> **WHAT TO PRODUCE**
Answer these questions from the design-by-inspection thread:
1. What kind of question did Dave answer in the video?
2. What earlier videos does johnlsenchak say this one is like?
3. According to nctnico, what did the construction engineering forum compare design by inspection to?

— Start PASSAGE TO READ —

EEVblog #1285 - How to do Design By Inspection

[EEVblog]

What is "Design by Inspection"
Dave answered what he thought was an obvious forum question, but to beginners it's not so obvious. Rather than build something up and test, let's do design by inspection.

[johnlsenchak]

This video is like when you use to do  "fundamental  Friday"  which I always  liked.  You need to do more  videos like this !

[beenosam]

It's always seeing videos about fundamentals things, especially as a new engineer.

[nctnico]

I found 'design by inspection' an interesting term and Googled it. It doesn't seem to be a very common term. I did find a thread on a construction engineering forum ( https://www.eng-tips.com/viewthread.cfm?qid=350761 ) and on there they defined 'design by inspection' more like design re-use. For example if you need to calculate beams for a floor construction you can calculate one beam and say the other beams see the same load so if they have the same dimension they are OK. If the floor is loaded un-evenly or has a non-rectangular shape then calculate the worst case beam and from there it is safe to assume the other beams (with the same size) will be able to carry the load.

— End PASSAGE TO READ —
— Start DATA PROVIDED —

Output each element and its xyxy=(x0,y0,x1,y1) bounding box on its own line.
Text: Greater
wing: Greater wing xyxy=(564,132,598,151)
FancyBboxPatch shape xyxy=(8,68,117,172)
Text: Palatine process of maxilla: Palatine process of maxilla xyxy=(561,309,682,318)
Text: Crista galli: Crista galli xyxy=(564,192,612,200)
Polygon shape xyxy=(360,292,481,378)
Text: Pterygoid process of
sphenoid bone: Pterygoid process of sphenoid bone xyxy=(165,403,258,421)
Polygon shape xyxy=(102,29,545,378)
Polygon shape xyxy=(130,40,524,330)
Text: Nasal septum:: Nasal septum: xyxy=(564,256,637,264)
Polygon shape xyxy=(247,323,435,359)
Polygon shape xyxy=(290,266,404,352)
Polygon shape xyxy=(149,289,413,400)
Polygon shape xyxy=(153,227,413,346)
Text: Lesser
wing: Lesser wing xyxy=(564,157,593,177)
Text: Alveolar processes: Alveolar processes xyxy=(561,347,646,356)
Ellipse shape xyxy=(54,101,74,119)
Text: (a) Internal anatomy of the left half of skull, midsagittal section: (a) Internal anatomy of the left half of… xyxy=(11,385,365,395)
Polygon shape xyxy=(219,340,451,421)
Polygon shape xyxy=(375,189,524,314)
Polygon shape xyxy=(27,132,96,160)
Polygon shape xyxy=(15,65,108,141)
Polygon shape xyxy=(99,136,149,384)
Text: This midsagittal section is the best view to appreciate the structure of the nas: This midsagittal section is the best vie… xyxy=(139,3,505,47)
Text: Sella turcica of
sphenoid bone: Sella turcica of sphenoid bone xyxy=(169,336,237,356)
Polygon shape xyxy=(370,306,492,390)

— End DATA PROVIDED —

> **REPLY**
1. A forum question that he thought was obvious.
2. The "fundamental Friday" videos.
3. Design re-use.